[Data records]
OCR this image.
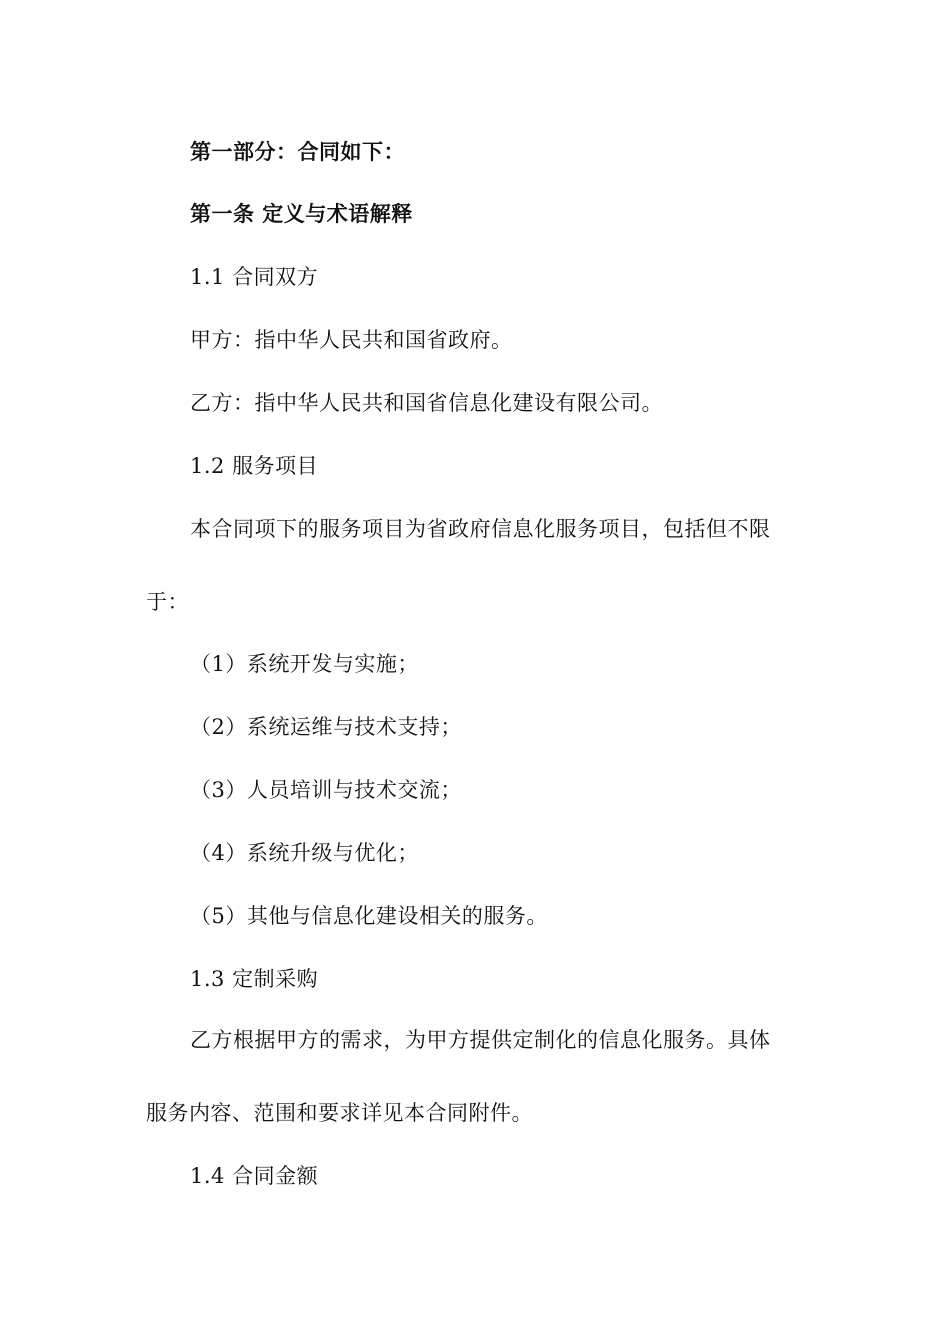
第一部分：合同如下：
第一条 定义与术语解释
1.1 合同双方
甲方：指中华人民共和国省政府。
乙方：指中华人民共和国省信息化建设有限公司。
1.2 服务项目
本合同项下的服务项目为省政府信息化服务项目，包括但不限
于：
（1）系统开发与实施；
（2）系统运维与技术支持；
（3）人员培训与技术交流；
（4）系统升级与优化；
（5）其他与信息化建设相关的服务。
1.3 定制采购
乙方根据甲方的需求，为甲方提供定制化的信息化服务。具体
服务内容、范围和要求详见本合同附件。
1.4 合同金额
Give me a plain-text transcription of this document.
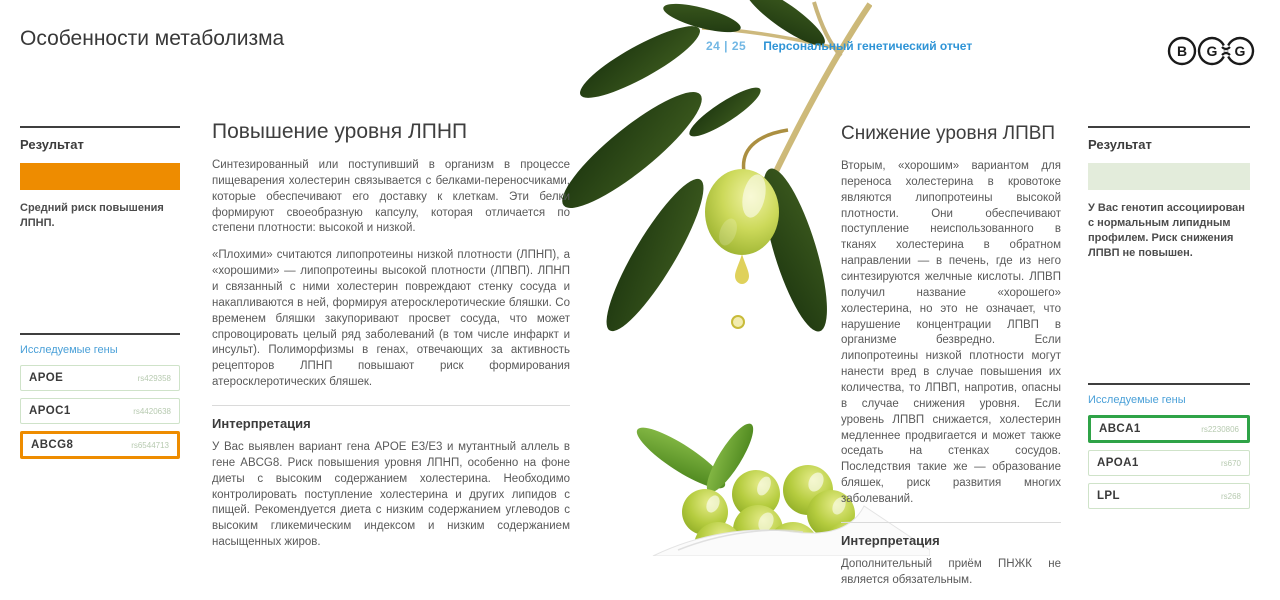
Особенности метаболизма	24 | 25 Персональный генетический отчет	B G G
Результат
Средний риск повышения ЛПНП.
Исследуемые гены
APOE	rs429358
APOC1	rs4420638
ABCG8	rs6544713
Повышение уровня ЛПНП

Синтезированный или поступивший в организм в процессе пищеварения холестерин связывается с белками-переносчиками, которые обеспечивают его доставку к клеткам. Эти белки формируют своеобразную капсулу, которая отличается по степени плотности: высокой и низкой.

«Плохими» считаются липопротеины низкой плотности (ЛПНП), а «хорошими» — липопротеины высокой плотности (ЛПВП). ЛПНП и связанный с ними холестерин повреждают стенку сосуда и накапливаются в ней, формируя атеросклеротические бляшки. Со временем бляшки закупоривают просвет сосуда, что может спровоцировать целый ряд заболеваний (в том числе инфаркт и инсульт). Полиморфизмы в генах, отвечающих за активность рецепторов ЛПНП повышают риск формирования атеросклеротических бляшек.

Интерпретация

У Вас выявлен вариант гена APOE E3/E3 и мутантный аллель в гене ABCG8. Риск повышения уровня ЛПНП, особенно на фоне диеты с высоким содержанием холестерина. Необходимо контролировать поступление холестерина и других липидов с пищей. Рекомендуется диета с низким содержанием углеводов с высоким гликемическим индексом и низким содержанием насыщенных жиров.

Снижение уровня ЛПВП

Вторым, «хорошим» вариантом для переноса холестерина в кровотоке являются липопротеины высокой плотности. Они обеспечивают поступление неиспользованного в тканях холестерина в обратном направлении — в печень, где из него синтезируются желчные кислоты. ЛПВП получил название «хорошего» холестерина, но это не означает, что нарушение концентрации ЛПВП в организме безвредно. Если липопротеины низкой плотности могут нанести вред в случае повышения их количества, то ЛПВП, напротив, опасны в случае снижения уровня. Если уровень ЛПВП снижается, холестерин медленнее продвигается и может также оседать на стенках сосудов. Последствия такие же — образование бляшек, риск развития многих заболеваний.

Интерпретация

Дополнительный приём ПНЖК не является обязательным.

Результат
У Вас генотип ассоциирован с нормальным липидным профилем. Риск снижения ЛПВП не повышен.
Исследуемые гены
ABCA1	rs2230806
APOA1	rs670
LPL	rs268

WHAT THE TASK REQUIRES =
Skip every picture and transcribe the data above exactly.

TASK OUTPUT =
OCR this image.
第一部分：合同如下：
第一条 定义与术语解释
1.1 合同双方
甲方：指中华人民共和国省政府。
乙方：指中华人民共和国省信息化建设有限公司。
1.2 服务项目
本合同项下的服务项目为省政府信息化服务项目，包括但不限
于：
（1）系统开发与实施；
（2）系统运维与技术支持；
（3）人员培训与技术交流；
（4）系统升级与优化；
（5）其他与信息化建设相关的服务。
1.3 定制采购
乙方根据甲方的需求，为甲方提供定制化的信息化服务。具体
服务内容、范围和要求详见本合同附件。
1.4 合同金额
Give me a plain-text transcription of this document.
Особенности метаболизма	24 | 25 Персональный генетический отчет	B G G
Результат
Средний риск повышения ЛПНП.
Исследуемые гены
APOE	rs429358
APOC1	rs4420638
ABCG8	rs6544713
Повышение уровня ЛПНП

Синтезированный или поступивший в организм в процессе пищеварения холестерин связывается с белками-переносчиками, которые обеспечивают его доставку к клеткам. Эти белки формируют своеобразную капсулу, которая отличается по степени плотности: высокой и низкой.

«Плохими» считаются липопротеины низкой плотности (ЛПНП), а «хорошими» — липопротеины высокой плотности (ЛПВП). ЛПНП и связанный с ними холестерин повреждают стенку сосуда и накапливаются в ней, формируя атеросклеротические бляшки. Со временем бляшки закупоривают просвет сосуда, что может спровоцировать целый ряд заболеваний (в том числе инфаркт и инсульт). Полиморфизмы в генах, отвечающих за активность рецепторов ЛПНП повышают риск формирования атеросклеротических бляшек.

Интерпретация

У Вас выявлен вариант гена APOE E3/E3 и мутантный аллель в гене ABCG8. Риск повышения уровня ЛПНП, особенно на фоне диеты с высоким содержанием холестерина. Необходимо контролировать поступление холестерина и других липидов с пищей. Рекомендуется диета с низким содержанием углеводов с высоким гликемическим индексом и низким содержанием насыщенных жиров.

Снижение уровня ЛПВП

Вторым, «хорошим» вариантом для переноса холестерина в кровотоке являются липопротеины высокой плотности. Они обеспечивают поступление неиспользованного в тканях холестерина в обратном направлении — в печень, где из него синтезируются желчные кислоты. ЛПВП получил название «хорошего» холестерина, но это не означает, что нарушение концентрации ЛПВП в организме безвредно. Если липопротеины низкой плотности могут нанести вред в случае повышения их количества, то ЛПВП, напротив, опасны в случае снижения уровня. Если уровень ЛПВП снижается, холестерин медленнее продвигается и может также оседать на стенках сосудов. Последствия такие же — образование бляшек, риск развития многих заболеваний.

Интерпретация

Дополнительный приём ПНЖК не является обязательным.

Результат
У Вас генотип ассоциирован с нормальным липидным профилем. Риск снижения ЛПВП не повышен.
Исследуемые гены
ABCA1	rs2230806
APOA1	rs670
LPL	rs268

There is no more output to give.